WHAT YOU NEED TO DO> State how many lines in the listing below include the word "Ergebnisse", and add nothing besides the number.

[Dataset entries]
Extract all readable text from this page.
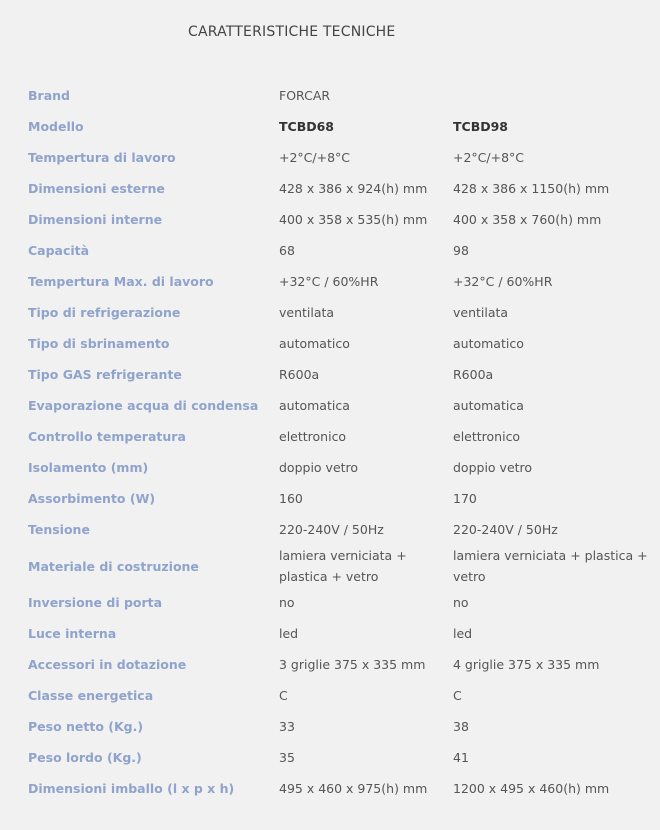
CARATTERISTICHE TECNICHE
Brand	FORCAR	
Modello	TCBD68	TCBD98
Tempertura di lavoro	+2°C/+8°C	+2°C/+8°C
Dimensioni esterne	428 x 386 x 924(h) mm	428 x 386 x 1150(h) mm
Dimensioni interne	400 x 358 x 535(h) mm	400 x 358 x 760(h) mm
Capacità	68	98
Tempertura Max. di lavoro	+32°C / 60%HR	+32°C / 60%HR
Tipo di refrigerazione	ventilata	ventilata
Tipo di sbrinamento	automatico	automatico
Tipo GAS refrigerante	R600a	R600a
Evaporazione acqua di condensa	automatica	automatica
Controllo temperatura	elettronico	elettronico
Isolamento (mm)	doppio vetro	doppio vetro
Assorbimento (W)	160	170
Tensione	220-240V / 50Hz	220-240V / 50Hz
Materiale di costruzione	lamiera verniciata + plastica + vetro	lamiera verniciata + plastica + vetro
Inversione di porta	no	no
Luce interna	led	led
Accessori in dotazione	3 griglie 375 x 335 mm	4 griglie 375 x 335 mm
Classe energetica	C	C
Peso netto (Kg.)	33	38
Peso lordo (Kg.)	35	41
Dimensioni imballo (l x p x h)	495 x 460 x 975(h) mm	1200 x 495 x 460(h) mm
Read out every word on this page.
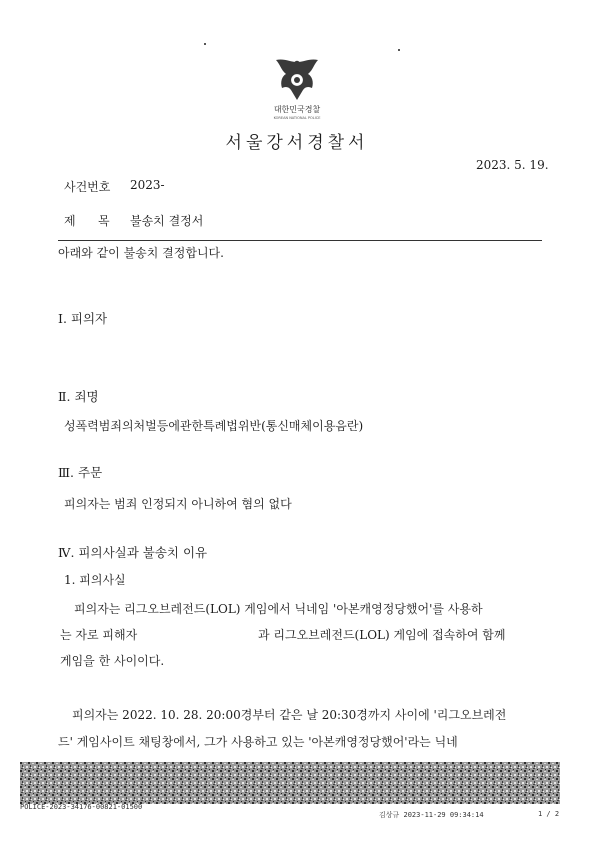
대한민국경찰
KOREAN NATIONAL POLICE
서울강서경찰서
2023. 5. 19.
사건번호 2023-
제 목 불송치 결정서
아래와 같이 불송치 결정합니다.
Ⅰ. 피의자
Ⅱ. 죄명
성폭력범죄의처벌등에관한특례법위반(통신매체이용음란)
Ⅲ. 주문
피의자는 범죄 인정되지 아니하여 혐의 없다
Ⅳ. 피의사실과 불송치 이유
1. 피의사실
피의자는 리그오브레전드(LOL) 게임에서 닉네임 '아본캐영정당했어'를 사용하
는 자로 피해자	과 리그오브레전드(LOL) 게임에 접속하여 함께
게임을 한 사이이다.
피의자는 2022. 10. 28. 20:00경부터 같은 날 20:30경까지 사이에 '리그오브레전
드' 게임사이트 채팅창에서, 그가 사용하고 있는 '아본캐영정당했어'라는 닉네
POLICE-2023-34176-00821-01500
김상규 2023-11-29 09:34:14	1 / 2
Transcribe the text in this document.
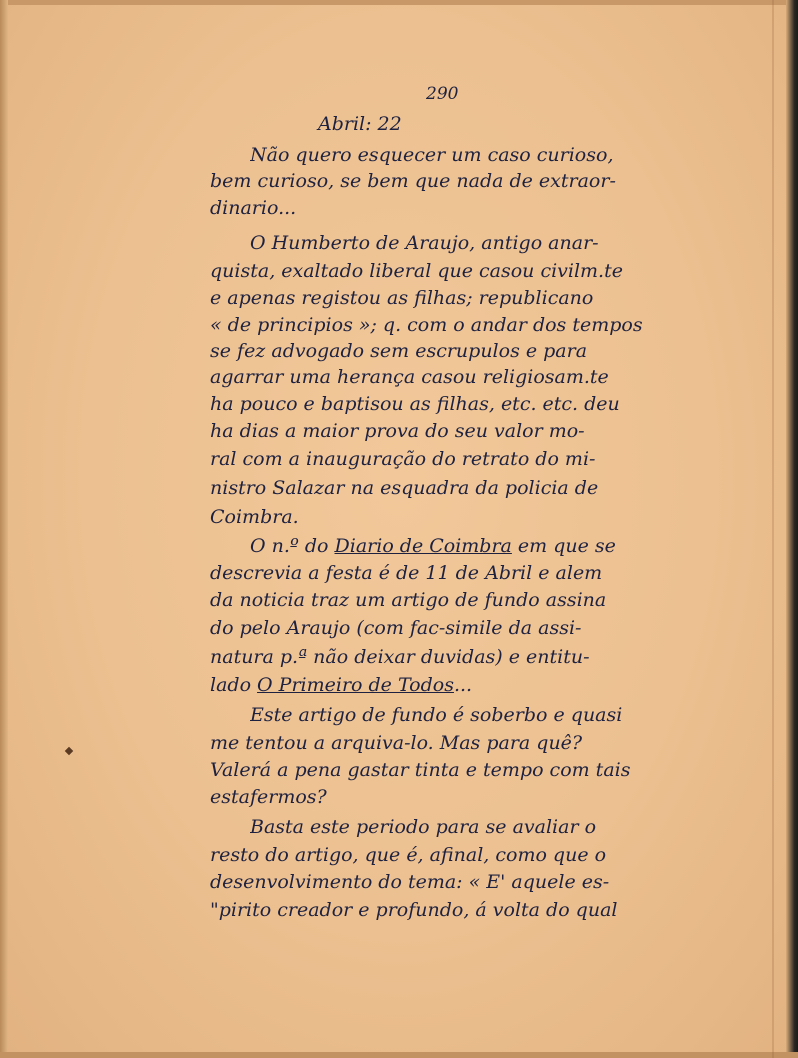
290
Abril: 22
Não quero esquecer um caso curioso,
bem curioso, se bem que nada de extraor-
dinario...
O Humberto de Araujo, antigo anar-
quista, exaltado liberal que casou civilm.te
e apenas registou as filhas; republicano
« de principios »; q. com o andar dos tempos
se fez advogado sem escrupulos e para
agarrar uma herança casou religiosam.te
ha pouco e baptisou as filhas, etc. etc. deu
ha dias a maior prova do seu valor mo-
ral com a inauguração do retrato do mi-
nistro Salazar na esquadra da policia de
Coimbra.
O n.º do Diario de Coimbra em que se
descrevia a festa é de 11 de Abril e alem
da noticia traz um artigo de fundo assina
do pelo Araujo (com fac-simile da assi-
natura p.ª não deixar duvidas) e entitu-
lado O Primeiro de Todos...
Este artigo de fundo é soberbo e quasi
me tentou a arquiva-lo. Mas para quê?
Valerá a pena gastar tinta e tempo com tais
estafermos?
Basta este periodo para se avaliar o
resto do artigo, que é, afinal, como que o
desenvolvimento do tema: « E' aquele es-
"pirito creador e profundo, á volta do qual
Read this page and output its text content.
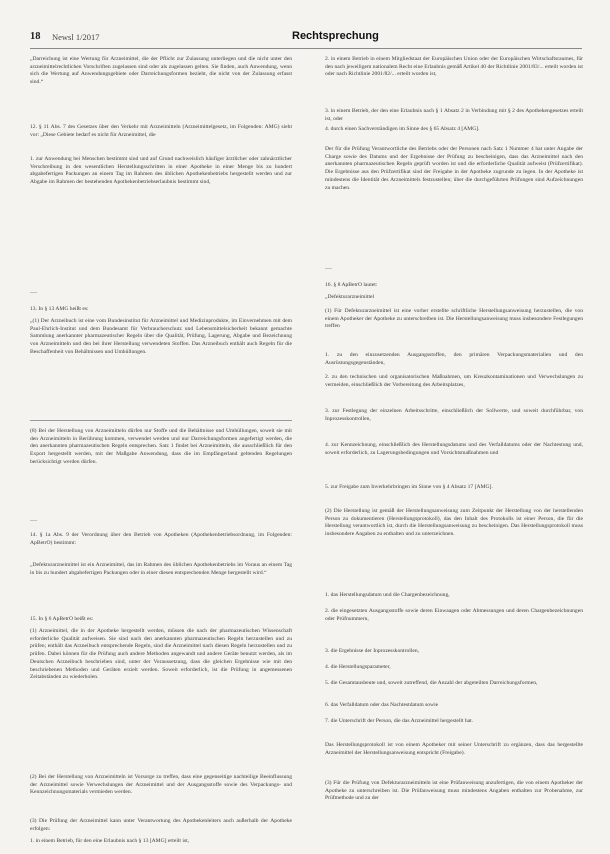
18 Newsl 1/2017	Rechtsprechung
„Darreichung ist eine Wertung für Arzneimittel, die der Pflicht zur Zulassung unterliegen und die nicht unter den arzneimittelrechtlichen Vorschriften zugelassen sind oder als zugelassen gelten. Sie finden, auch Anwendung, wenn sich die Wertung auf Anwendungsgebiete oder Darreichungsformen bezieht, die nicht von der Zulassung erfasst sind.“
12. § 11 Abs. 7 des Gesetzes über den Verkehr mit Arzneimitteln (Arzneimittelgesetz, im Folgenden: AMG) sieht vor: „Diese Gebiete bedarf es nicht für Arzneimittel, die
1. zur Anwendung bei Menschen bestimmt sind und auf Grund nachweislich häufiger ärztlicher oder zahnärztlicher Verschreibung in den wesentlichen Herstellungsschritten in einer Apotheke in einer Menge bis zu hundert abgabefertigen Packungen an einem Tag im Rahmen des üblichen Apothekenbetriebs hergestellt werden und zur Abgabe im Rahmen der bestehenden Apothekenbetriebserlaubnis bestimmt sind,
—
13. In § 13 AMG heißt es:
„(1) Der Arzneibuch ist eine vom Bundesinstitut für Arzneimittel und Medizinprodukte, im Einvernehmen mit dem Paul-Ehrlich-Institut und dem Bundesamt für Verbraucherschutz und Lebensmittelsicherheit bekannt gemachte Sammlung anerkannter pharmazeutischer Regeln über die Qualität, Prüfung, Lagerung, Abgabe und Bezeichnung von Arzneimitteln und den bei ihrer Herstellung verwendeten Stoffen. Das Arzneibuch enthält auch Regeln für die Beschaffenheit von Behältnissen und Umhüllungen.
(8) Bei der Herstellung von Arzneimitteln dürfen nur Stoffe und die Behältnisse und Umhüllungen, soweit sie mit den Arzneimitteln in Berührung kommen, verwendet werden und nur Darreichungsformen angefertigt werden, die den anerkannten pharmazeutischen Regeln entsprechen. Satz 1 findet bei Arzneimitteln, die ausschließlich für den Export hergestellt werden, mit der Maßgabe Anwendung, dass die im Empfängerland geltenden Regelungen berücksichtigt werden dürfen.
—
14. § 1a Abs. 9 der Verordnung über den Betrieb von Apotheken (Apothekenbetriebsordnung, im Folgenden: ApBetrO) bestimmt:
„Defekturarzneimittel ist ein Arzneimittel, das im Rahmen des üblichen Apothekenbetriebs im Voraus an einem Tag in bis zu hundert abgabefertigen Packungen oder in einer diesen entsprechenden Menge hergestellt wird.“
15. In § 6 ApBetrO heißt es:
(1) Arzneimittel, die in der Apotheke hergestellt werden, müssen die nach der pharmazeutischen Wissenschaft erforderliche Qualität aufweisen. Sie sind nach den anerkannten pharmazeutischen Regeln herzustellen und zu prüfen; enthält das Arzneibuch entsprechende Regeln, sind die Arzneimittel nach diesen Regeln herzustellen und zu prüfen. Dabei können für die Prüfung auch andere Methoden angewandt und andere Geräte benutzt werden, als im Deutschen Arzneibuch beschrieben sind, unter der Voraussetzung, dass die gleichen Ergebnisse wie mit den beschriebenen Methoden und Geräten erzielt werden. Soweit erforderlich, ist die Prüfung in angemessenen Zeitabständen zu wiederholen.
(2) Bei der Herstellung von Arzneimitteln ist Vorsorge zu treffen, dass eine gegenseitige nachteilige Beeinflussung der Arzneimittel sowie Verwechslungen der Arzneimittel und der Ausgangsstoffe sowie des Verpackungs- und Kennzeichnungsmaterials vermieden werden.
(3) Die Prüfung der Arzneimittel kann unter Verantwortung des Apothekenleiters auch außerhalb der Apotheke erfolgen:
1. in einem Betrieb, für den eine Erlaubnis nach § 13 [AMG] erteilt ist,
2. in einem Betrieb in einem Mitgliedstaat der Europäischen Union oder der Europäischen Wirtschaftsraumes, für den nach jeweiligem nationalem Recht eine Erlaubnis gemäß Artikel 40 der Richtlinie 2001/83/... erteilt worden ist oder nach Richtlinie 2001/82/... erteilt worden ist,
3. in einem Betrieb, der den eine Erlaubnis nach § 1 Absatz 2 in Verbindung mit § 2 des Apothekengesetzes erteilt ist, oder
4. durch einen Sachverständigen im Sinne des § 65 Absatz 4 [AMG].
Der für die Prüfung Verantwortliche des Betriebs oder der Personen nach Satz 1 Nummer 4 hat unter Angabe der Charge sowie des Datums und der Ergebnisse der Prüfung zu bescheinigen, dass das Arzneimittel nach den anerkannten pharmazeutischen Regeln geprüft worden ist und die erforderliche Qualität aufweist (Prüfzertifikat). Die Ergebnisse aus den Prüfzertifikat sind der Freigabe in der Apotheke zugrunde zu legen. In der Apotheke ist mindestens die Identität des Arzneimittels festzustellen; über die durchgeführten Prüfungen sind Aufzeichnungen zu machen.
—
16. § 8 ApBetrO lautet:
„Defekturarzneimittel
(1) Für Defekturarzneimittel ist eine vorher erstellte schriftliche Herstellungsanweisung herzustellen, die von einem Apotheker der Apotheke zu unterschreiben ist. Die Herstellungsanweisung muss insbesondere Festlegungen treffen
1. zu den einzusetzenden Ausgangsstoffen, den primären Verpackungsmaterialien und den Ausrüstungsgegenständen,
2. zu den technischen und organisatorischen Maßnahmen, um Kreuzkontaminationen und Verwechslungen zu vermeiden, einschließlich der Vorbereitung des Arbeitsplatzes,
3. zur Festlegung der einzelnen Arbeitsschritte, einschließlich der Sollwerte, und soweit durchführbar, von Inprozesskontrollen,
4. zur Kennzeichnung, einschließlich des Herstellungsdatums und des Verfalldatums oder der Nachtestung und, soweit erforderlich, zu Lagerungsbedingungen und Vorsichtsmaßnahmen und
5. zur Freigabe zum Inverkehrbringen im Sinne von § 4 Absatz 17 [AMG].
(2) Die Herstellung ist gemäß der Herstellungsanweisung zum Zeitpunkt der Herstellung von der herstellenden Person zu dokumentieren (Herstellungsprotokoll), das den Inhalt des Protokolls ist einer Person, die für die Herstellung verantwortlich ist, durch die Herstellungsanweisung zu bescheinigen. Das Herstellungsprotokoll muss insbesondere Angaben zu enthalten und zu unterzeichnen.
1. das Herstellungsdatum und die Chargenbezeichnung,
2. die eingesetzten Ausgangsstoffe sowie deren Einwaagen oder Abmessungen und deren Chargenbezeichnungen oder Prüfnummern,
3. die Ergebnisse der Inprozesskontrollen,
4. die Herstellungsparameter,
5. die Gesamtausbeute und, soweit zutreffend, die Anzahl der abgeteilten Darreichungsformen,
6. das Verfalldatum oder das Nachtestdatum sowie
7. die Unterschrift der Person, die das Arzneimittel hergestellt hat.
Das Herstellungsprotokoll ist von einem Apotheker mit seiner Unterschrift zu ergänzen, dass das hergestellte Arzneimittel der Herstellungsanweisung entspricht (Freigabe).
(3) Für die Prüfung von Defekturarzneimitteln ist eine Prüfanweisung anzufertigen, die von einem Apotheker der Apotheke zu unterschreiben ist. Die Prüfanweisung muss mindestens Angaben enthalten zur Probenahme, zur Prüfmethode und zu der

REPLY TO THE EXERCISE> 3